### To do
Write out each entry again. Keep every word exactly as it is.

--- begin ---

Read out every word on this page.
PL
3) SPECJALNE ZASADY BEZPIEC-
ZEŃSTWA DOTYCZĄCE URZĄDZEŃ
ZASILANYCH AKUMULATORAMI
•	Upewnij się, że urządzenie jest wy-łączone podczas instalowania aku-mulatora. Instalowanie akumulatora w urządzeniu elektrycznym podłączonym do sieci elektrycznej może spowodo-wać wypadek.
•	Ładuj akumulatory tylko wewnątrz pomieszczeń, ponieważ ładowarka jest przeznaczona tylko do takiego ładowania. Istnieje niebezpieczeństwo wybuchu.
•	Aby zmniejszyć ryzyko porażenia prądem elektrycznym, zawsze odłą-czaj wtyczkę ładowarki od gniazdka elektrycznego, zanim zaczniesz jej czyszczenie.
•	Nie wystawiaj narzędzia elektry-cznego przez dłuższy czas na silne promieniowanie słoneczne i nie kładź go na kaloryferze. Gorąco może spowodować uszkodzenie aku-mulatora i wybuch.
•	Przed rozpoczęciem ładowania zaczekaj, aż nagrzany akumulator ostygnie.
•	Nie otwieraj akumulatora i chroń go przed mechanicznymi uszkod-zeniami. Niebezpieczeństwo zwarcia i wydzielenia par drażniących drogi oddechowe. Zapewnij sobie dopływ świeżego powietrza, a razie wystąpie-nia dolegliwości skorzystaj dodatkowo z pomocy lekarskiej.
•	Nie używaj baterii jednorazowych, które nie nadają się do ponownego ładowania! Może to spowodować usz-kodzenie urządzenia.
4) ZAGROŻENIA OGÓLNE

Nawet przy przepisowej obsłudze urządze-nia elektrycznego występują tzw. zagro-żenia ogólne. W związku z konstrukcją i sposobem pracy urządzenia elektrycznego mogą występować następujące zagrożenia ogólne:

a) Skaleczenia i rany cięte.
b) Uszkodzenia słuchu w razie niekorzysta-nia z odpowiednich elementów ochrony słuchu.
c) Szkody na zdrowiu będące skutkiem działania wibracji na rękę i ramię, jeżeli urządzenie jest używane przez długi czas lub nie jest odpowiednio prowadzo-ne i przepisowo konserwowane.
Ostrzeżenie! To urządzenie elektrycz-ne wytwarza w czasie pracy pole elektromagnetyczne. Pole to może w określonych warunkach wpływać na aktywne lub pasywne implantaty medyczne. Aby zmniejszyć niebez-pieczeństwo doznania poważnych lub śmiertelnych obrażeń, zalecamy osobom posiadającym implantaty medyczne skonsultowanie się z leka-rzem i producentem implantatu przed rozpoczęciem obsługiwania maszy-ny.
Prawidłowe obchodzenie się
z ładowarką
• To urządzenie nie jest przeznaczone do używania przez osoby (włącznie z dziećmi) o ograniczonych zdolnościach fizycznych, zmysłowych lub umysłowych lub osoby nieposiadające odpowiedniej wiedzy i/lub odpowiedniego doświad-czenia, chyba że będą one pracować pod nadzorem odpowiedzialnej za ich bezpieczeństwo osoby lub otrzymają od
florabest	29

--- end ---

### Written answer
Read out every word on this page.
PL
3) SPECJALNE ZASADY BEZPIEC-
ZEŃSTWA DOTYCZĄCE URZĄDZEŃ
ZASILANYCH AKUMULATORAMI
•	Upewnij się, że urządzenie jest wy-łączone podczas instalowania aku-mulatora. Instalowanie akumulatora w urządzeniu elektrycznym podłączonym do sieci elektrycznej może spowodo-wać wypadek.
•	Ładuj akumulatory tylko wewnątrz pomieszczeń, ponieważ ładowarka jest przeznaczona tylko do takiego ładowania. Istnieje niebezpieczeństwo wybuchu.
•	Aby zmniejszyć ryzyko porażenia prądem elektrycznym, zawsze odłą-czaj wtyczkę ładowarki od gniazdka elektrycznego, zanim zaczniesz jej czyszczenie.
•	Nie wystawiaj narzędzia elektry-cznego przez dłuższy czas na silne promieniowanie słoneczne i nie kładź go na kaloryferze. Gorąco może spowodować uszkodzenie aku-mulatora i wybuch.
•	Przed rozpoczęciem ładowania zaczekaj, aż nagrzany akumulator ostygnie.
•	Nie otwieraj akumulatora i chroń go przed mechanicznymi uszkod-zeniami. Niebezpieczeństwo zwarcia i wydzielenia par drażniących drogi oddechowe. Zapewnij sobie dopływ świeżego powietrza, a razie wystąpie-nia dolegliwości skorzystaj dodatkowo z pomocy lekarskiej.
•	Nie używaj baterii jednorazowych, które nie nadają się do ponownego ładowania! Może to spowodować usz-kodzenie urządzenia.
4) ZAGROŻENIA OGÓLNE

Nawet przy przepisowej obsłudze urządze-nia elektrycznego występują tzw. zagro-żenia ogólne. W związku z konstrukcją i sposobem pracy urządzenia elektrycznego mogą występować następujące zagrożenia ogólne:

a) Skaleczenia i rany cięte.
b) Uszkodzenia słuchu w razie niekorzysta-nia z odpowiednich elementów ochrony słuchu.
c) Szkody na zdrowiu będące skutkiem działania wibracji na rękę i ramię, jeżeli urządzenie jest używane przez długi czas lub nie jest odpowiednio prowadzo-ne i przepisowo konserwowane.
Ostrzeżenie! To urządzenie elektrycz-ne wytwarza w czasie pracy pole elektromagnetyczne. Pole to może w określonych warunkach wpływać na aktywne lub pasywne implantaty medyczne. Aby zmniejszyć niebez-pieczeństwo doznania poważnych lub śmiertelnych obrażeń, zalecamy osobom posiadającym implantaty medyczne skonsultowanie się z leka-rzem i producentem implantatu przed rozpoczęciem obsługiwania maszy-ny.
Prawidłowe obchodzenie się
z ładowarką
• To urządzenie nie jest przeznaczone do używania przez osoby (włącznie z dziećmi) o ograniczonych zdolnościach fizycznych, zmysłowych lub umysłowych lub osoby nieposiadające odpowiedniej wiedzy i/lub odpowiedniego doświad-czenia, chyba że będą one pracować pod nadzorem odpowiedzialnej za ich bezpieczeństwo osoby lub otrzymają od
florabest	29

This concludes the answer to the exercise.